Material provided start

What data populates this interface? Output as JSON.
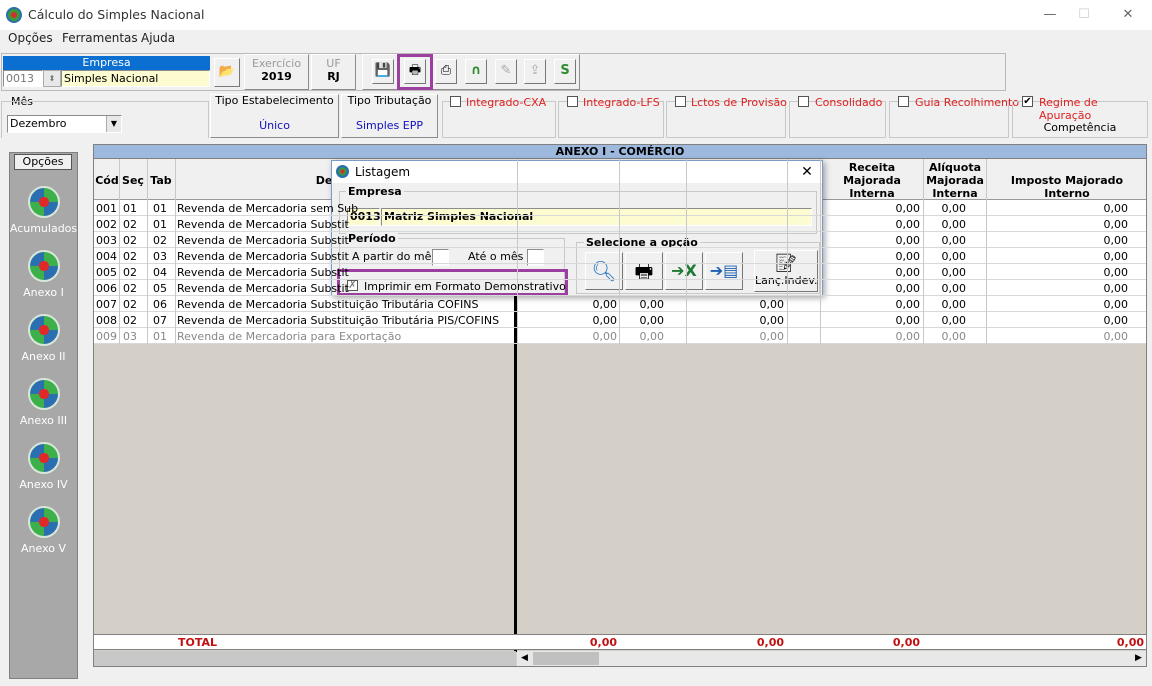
{
  "window": {
    "title": "Cálculo do Simples Nacional",
    "minimize": "—",
    "maximize": "☐",
    "close": "✕"
  },
  "menu": [
    "Opções",
    "Ferramentas",
    "Ajuda"
  ],
  "empresa": {
    "label": "Empresa",
    "code": "0013",
    "name": "Simples Nacional"
  },
  "exercicio": {
    "label": "Exercício",
    "value": "2019"
  },
  "uf": {
    "label": "UF",
    "value": "RJ"
  },
  "mes": {
    "label": "Mês",
    "value": "Dezembro"
  },
  "tipo_estab": {
    "label": "Tipo Estabelecimento",
    "value": "Único"
  },
  "tipo_trib": {
    "label": "Tipo Tributação",
    "value": "Simples EPP"
  },
  "checks": [
    {
      "label": "Integrado-CXA",
      "checked": false
    },
    {
      "label": "Integrado-LFS",
      "checked": false
    },
    {
      "label": "Lctos de Provisão",
      "checked": false
    },
    {
      "label": "Consolidado",
      "checked": false
    },
    {
      "label": "Guia Recolhimento",
      "checked": false
    }
  ],
  "regime": {
    "label": "Regime de Apuração",
    "value": "Competência",
    "checked": true
  },
  "sidebar": {
    "header": "Opções",
    "items": [
      "Acumulados",
      "Anexo I",
      "Anexo II",
      "Anexo III",
      "Anexo IV",
      "Anexo V"
    ]
  },
  "grid": {
    "banner": "ANEXO I - COMÉRCIO",
    "headers": {
      "cod": "Cód",
      "sec": "Seç",
      "tab": "Tab",
      "desc": "De",
      "receita": "Receita Majorada Interna",
      "aliquota": "Alíquota Majorada Interna",
      "imposto": "Imposto Majorado Interno"
    },
    "rows": [
      {
        "cod": "001",
        "sec": "01",
        "tab": "01",
        "desc": "Revenda de Mercadoria sem Sub",
        "c1": "",
        "c2": "",
        "c3": "",
        "rec": "0,00",
        "ali": "0,00",
        "imp": "0,00",
        "dim": false
      },
      {
        "cod": "002",
        "sec": "02",
        "tab": "01",
        "desc": "Revenda de Mercadoria  Substit",
        "c1": "",
        "c2": "",
        "c3": "",
        "rec": "0,00",
        "ali": "0,00",
        "imp": "0,00",
        "dim": false
      },
      {
        "cod": "003",
        "sec": "02",
        "tab": "02",
        "desc": "Revenda de Mercadoria  Substit",
        "c1": "",
        "c2": "",
        "c3": "",
        "rec": "0,00",
        "ali": "0,00",
        "imp": "0,00",
        "dim": false
      },
      {
        "cod": "004",
        "sec": "02",
        "tab": "03",
        "desc": "Revenda de Mercadoria  Substit",
        "c1": "",
        "c2": "",
        "c3": "",
        "rec": "0,00",
        "ali": "0,00",
        "imp": "0,00",
        "dim": false
      },
      {
        "cod": "005",
        "sec": "02",
        "tab": "04",
        "desc": "Revenda de Mercadoria  Substit",
        "c1": "",
        "c2": "",
        "c3": "",
        "rec": "0,00",
        "ali": "0,00",
        "imp": "0,00",
        "dim": false
      },
      {
        "cod": "006",
        "sec": "02",
        "tab": "05",
        "desc": "Revenda de Mercadoria  Substit",
        "c1": "",
        "c2": "",
        "c3": "",
        "rec": "0,00",
        "ali": "0,00",
        "imp": "0,00",
        "dim": false
      },
      {
        "cod": "007",
        "sec": "02",
        "tab": "06",
        "desc": "Revenda de Mercadoria  Substituição Tributária COFINS",
        "c1": "0,00",
        "c2": "0,00",
        "c3": "0,00",
        "rec": "0,00",
        "ali": "0,00",
        "imp": "0,00",
        "dim": false
      },
      {
        "cod": "008",
        "sec": "02",
        "tab": "07",
        "desc": "Revenda de Mercadoria  Substituição Tributária PIS/COFINS",
        "c1": "0,00",
        "c2": "0,00",
        "c3": "0,00",
        "rec": "0,00",
        "ali": "0,00",
        "imp": "0,00",
        "dim": false
      },
      {
        "cod": "009",
        "sec": "03",
        "tab": "01",
        "desc": "Revenda de Mercadoria para Exportação",
        "c1": "0,00",
        "c2": "0,00",
        "c3": "0,00",
        "rec": "0,00",
        "ali": "0,00",
        "imp": "0,00",
        "dim": true
      }
    ],
    "total": {
      "label": "TOTAL",
      "t1": "0,00",
      "t2": "0,00",
      "t3": "0,00",
      "t4": "0,00"
    }
  },
  "dialog": {
    "title": "Listagem",
    "close": "✕",
    "empresa_label": "Empresa",
    "empresa_code": "0013",
    "empresa_name": "Matriz Simples Nacional",
    "periodo_label": "Período",
    "a_partir": "A partir do mês",
    "ate": "Até o mês",
    "imprimir": "Imprimir em Formato Demonstrativo",
    "selecione": "Selecione a opção",
    "lanc": "Lanç.Indev."
  },
  "colors": {
    "highlight": "#9b3fa0",
    "banner": "#9db9dd",
    "red": "#e02020",
    "blue": "#1010c0",
    "accent": "#0a6fd0"
  }
}
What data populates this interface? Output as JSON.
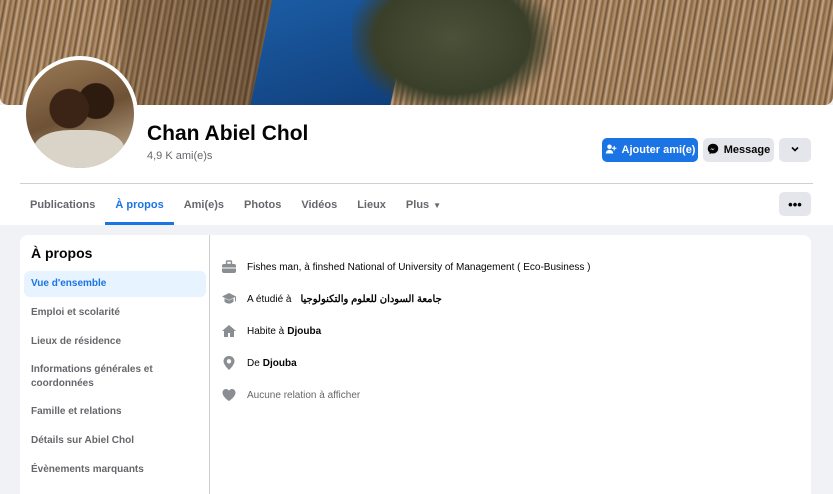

Material provided end

◆ What you are asked to do ◆
Are you able to set down all the lines above exactly, without any pictures?

◆ The output ◆
What data populates this interface? Output as JSON.
{
  "window": {
    "title": "Cálculo do Simples Nacional",
    "minimize": "—",
    "maximize": "☐",
    "close": "✕"
  },
  "menu": [
    "Opções",
    "Ferramentas",
    "Ajuda"
  ],
  "empresa": {
    "label": "Empresa",
    "code": "0013",
    "name": "Simples Nacional"
  },
  "exercicio": {
    "label": "Exercício",
    "value": "2019"
  },
  "uf": {
    "label": "UF",
    "value": "RJ"
  },
  "mes": {
    "label": "Mês",
    "value": "Dezembro"
  },
  "tipo_estab": {
    "label": "Tipo Estabelecimento",
    "value": "Único"
  },
  "tipo_trib": {
    "label": "Tipo Tributação",
    "value": "Simples EPP"
  },
  "checks": [
    {
      "label": "Integrado-CXA",
      "checked": false
    },
    {
      "label": "Integrado-LFS",
      "checked": false
    },
    {
      "label": "Lctos de Provisão",
      "checked": false
    },
    {
      "label": "Consolidado",
      "checked": false
    },
    {
      "label": "Guia Recolhimento",
      "checked": false
    }
  ],
  "regime": {
    "label": "Regime de Apuração",
    "value": "Competência",
    "checked": true
  },
  "sidebar": {
    "header": "Opções",
    "items": [
      "Acumulados",
      "Anexo I",
      "Anexo II",
      "Anexo III",
      "Anexo IV",
      "Anexo V"
    ]
  },
  "grid": {
    "banner": "ANEXO I - COMÉRCIO",
    "headers": {
      "cod": "Cód",
      "sec": "Seç",
      "tab": "Tab",
      "desc": "De",
      "receita": "Receita Majorada Interna",
      "aliquota": "Alíquota Majorada Interna",
      "imposto": "Imposto Majorado Interno"
    },
    "rows": [
      {
        "cod": "001",
        "sec": "01",
        "tab": "01",
        "desc": "Revenda de Mercadoria sem Sub",
        "c1": "",
        "c2": "",
        "c3": "",
        "rec": "0,00",
        "ali": "0,00",
        "imp": "0,00",
        "dim": false
      },
      {
        "cod": "002",
        "sec": "02",
        "tab": "01",
        "desc": "Revenda de Mercadoria  Substit",
        "c1": "",
        "c2": "",
        "c3": "",
        "rec": "0,00",
        "ali": "0,00",
        "imp": "0,00",
        "dim": false
      },
      {
        "cod": "003",
        "sec": "02",
        "tab": "02",
        "desc": "Revenda de Mercadoria  Substit",
        "c1": "",
        "c2": "",
        "c3": "",
        "rec": "0,00",
        "ali": "0,00",
        "imp": "0,00",
        "dim": false
      },
      {
        "cod": "004",
        "sec": "02",
        "tab": "03",
        "desc": "Revenda de Mercadoria  Substit",
        "c1": "",
        "c2": "",
        "c3": "",
        "rec": "0,00",
        "ali": "0,00",
        "imp": "0,00",
        "dim": false
      },
      {
        "cod": "005",
        "sec": "02",
        "tab": "04",
        "desc": "Revenda de Mercadoria  Substit",
        "c1": "",
        "c2": "",
        "c3": "",
        "rec": "0,00",
        "ali": "0,00",
        "imp": "0,00",
        "dim": false
      },
      {
        "cod": "006",
        "sec": "02",
        "tab": "05",
        "desc": "Revenda de Mercadoria  Substit",
        "c1": "",
        "c2": "",
        "c3": "",
        "rec": "0,00",
        "ali": "0,00",
        "imp": "0,00",
        "dim": false
      },
      {
        "cod": "007",
        "sec": "02",
        "tab": "06",
        "desc": "Revenda de Mercadoria  Substituição Tributária COFINS",
        "c1": "0,00",
        "c2": "0,00",
        "c3": "0,00",
        "rec": "0,00",
        "ali": "0,00",
        "imp": "0,00",
        "dim": false
      },
      {
        "cod": "008",
        "sec": "02",
        "tab": "07",
        "desc": "Revenda de Mercadoria  Substituição Tributária PIS/COFINS",
        "c1": "0,00",
        "c2": "0,00",
        "c3": "0,00",
        "rec": "0,00",
        "ali": "0,00",
        "imp": "0,00",
        "dim": false
      },
      {
        "cod": "009",
        "sec": "03",
        "tab": "01",
        "desc": "Revenda de Mercadoria para Exportação",
        "c1": "0,00",
        "c2": "0,00",
        "c3": "0,00",
        "rec": "0,00",
        "ali": "0,00",
        "imp": "0,00",
        "dim": true
      }
    ],
    "total": {
      "label": "TOTAL",
      "t1": "0,00",
      "t2": "0,00",
      "t3": "0,00",
      "t4": "0,00"
    }
  },
  "dialog": {
    "title": "Listagem",
    "close": "✕",
    "empresa_label": "Empresa",
    "empresa_code": "0013",
    "empresa_name": "Matriz Simples Nacional",
    "periodo_label": "Período",
    "a_partir": "A partir do mês",
    "ate": "Até o mês",
    "imprimir": "Imprimir em Formato Demonstrativo",
    "selecione": "Selecione a opção",
    "lanc": "Lanç.Indev."
  },
  "colors": {
    "highlight": "#9b3fa0",
    "banner": "#9db9dd",
    "red": "#e02020",
    "blue": "#1010c0",
    "accent": "#0a6fd0"
  }
}
What data populates this interface? Output as JSON.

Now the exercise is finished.